**Work to complete:** Restate, word for word, every line of the data.

**Input data:**
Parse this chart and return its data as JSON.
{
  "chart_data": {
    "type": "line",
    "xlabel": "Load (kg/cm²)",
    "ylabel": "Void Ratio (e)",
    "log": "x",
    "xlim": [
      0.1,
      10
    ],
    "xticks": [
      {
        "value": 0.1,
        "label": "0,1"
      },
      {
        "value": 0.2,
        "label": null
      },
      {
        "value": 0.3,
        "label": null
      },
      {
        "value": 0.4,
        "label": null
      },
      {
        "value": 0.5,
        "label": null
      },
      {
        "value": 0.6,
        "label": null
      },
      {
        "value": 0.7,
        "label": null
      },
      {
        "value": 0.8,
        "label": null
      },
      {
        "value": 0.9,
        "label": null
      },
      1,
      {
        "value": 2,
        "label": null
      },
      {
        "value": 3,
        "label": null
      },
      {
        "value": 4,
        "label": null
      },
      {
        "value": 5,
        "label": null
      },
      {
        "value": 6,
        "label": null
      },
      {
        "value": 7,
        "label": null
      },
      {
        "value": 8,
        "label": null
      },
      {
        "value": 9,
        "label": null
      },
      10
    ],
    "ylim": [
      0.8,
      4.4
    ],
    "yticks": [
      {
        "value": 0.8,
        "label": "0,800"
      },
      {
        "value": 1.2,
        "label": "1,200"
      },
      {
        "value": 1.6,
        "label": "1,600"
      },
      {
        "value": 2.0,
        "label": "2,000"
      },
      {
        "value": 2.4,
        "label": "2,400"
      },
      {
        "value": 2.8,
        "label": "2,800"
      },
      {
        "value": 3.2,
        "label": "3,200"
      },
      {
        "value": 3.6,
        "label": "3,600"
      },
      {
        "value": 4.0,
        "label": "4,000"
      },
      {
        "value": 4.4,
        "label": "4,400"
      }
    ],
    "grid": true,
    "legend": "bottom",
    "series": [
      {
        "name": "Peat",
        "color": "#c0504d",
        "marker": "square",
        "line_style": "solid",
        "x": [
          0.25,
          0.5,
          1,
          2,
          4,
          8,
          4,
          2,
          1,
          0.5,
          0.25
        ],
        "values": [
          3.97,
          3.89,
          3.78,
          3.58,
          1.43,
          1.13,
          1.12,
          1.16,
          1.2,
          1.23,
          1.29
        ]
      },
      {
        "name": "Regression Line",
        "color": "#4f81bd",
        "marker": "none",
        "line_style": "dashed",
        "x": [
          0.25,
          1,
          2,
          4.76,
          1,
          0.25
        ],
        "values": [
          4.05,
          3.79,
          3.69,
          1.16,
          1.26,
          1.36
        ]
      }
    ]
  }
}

**Written answer:**
Parse this chart and return its data as JSON.
{
  "chart_data": {
    "type": "line",
    "xlabel": "Load (kg/cm²)",
    "ylabel": "Void Ratio (e)",
    "log": "x",
    "xlim": [
      0.1,
      10
    ],
    "xticks": [
      {
        "value": 0.1,
        "label": "0,1"
      },
      {
        "value": 0.2,
        "label": null
      },
      {
        "value": 0.3,
        "label": null
      },
      {
        "value": 0.4,
        "label": null
      },
      {
        "value": 0.5,
        "label": null
      },
      {
        "value": 0.6,
        "label": null
      },
      {
        "value": 0.7,
        "label": null
      },
      {
        "value": 0.8,
        "label": null
      },
      {
        "value": 0.9,
        "label": null
      },
      1,
      {
        "value": 2,
        "label": null
      },
      {
        "value": 3,
        "label": null
      },
      {
        "value": 4,
        "label": null
      },
      {
        "value": 5,
        "label": null
      },
      {
        "value": 6,
        "label": null
      },
      {
        "value": 7,
        "label": null
      },
      {
        "value": 8,
        "label": null
      },
      {
        "value": 9,
        "label": null
      },
      10
    ],
    "ylim": [
      0.8,
      4.4
    ],
    "yticks": [
      {
        "value": 0.8,
        "label": "0,800"
      },
      {
        "value": 1.2,
        "label": "1,200"
      },
      {
        "value": 1.6,
        "label": "1,600"
      },
      {
        "value": 2.0,
        "label": "2,000"
      },
      {
        "value": 2.4,
        "label": "2,400"
      },
      {
        "value": 2.8,
        "label": "2,800"
      },
      {
        "value": 3.2,
        "label": "3,200"
      },
      {
        "value": 3.6,
        "label": "3,600"
      },
      {
        "value": 4.0,
        "label": "4,000"
      },
      {
        "value": 4.4,
        "label": "4,400"
      }
    ],
    "grid": true,
    "legend": "bottom",
    "series": [
      {
        "name": "Peat",
        "color": "#c0504d",
        "marker": "square",
        "line_style": "solid",
        "x": [
          0.25,
          0.5,
          1,
          2,
          4,
          8,
          4,
          2,
          1,
          0.5,
          0.25
        ],
        "values": [
          3.97,
          3.89,
          3.78,
          3.58,
          1.43,
          1.13,
          1.12,
          1.16,
          1.2,
          1.23,
          1.29
        ]
      },
      {
        "name": "Regression Line",
        "color": "#4f81bd",
        "marker": "none",
        "line_style": "dashed",
        "x": [
          0.25,
          1,
          2,
          4.76,
          1,
          0.25
        ],
        "values": [
          4.05,
          3.79,
          3.69,
          1.16,
          1.26,
          1.36
        ]
      }
    ]
  }
}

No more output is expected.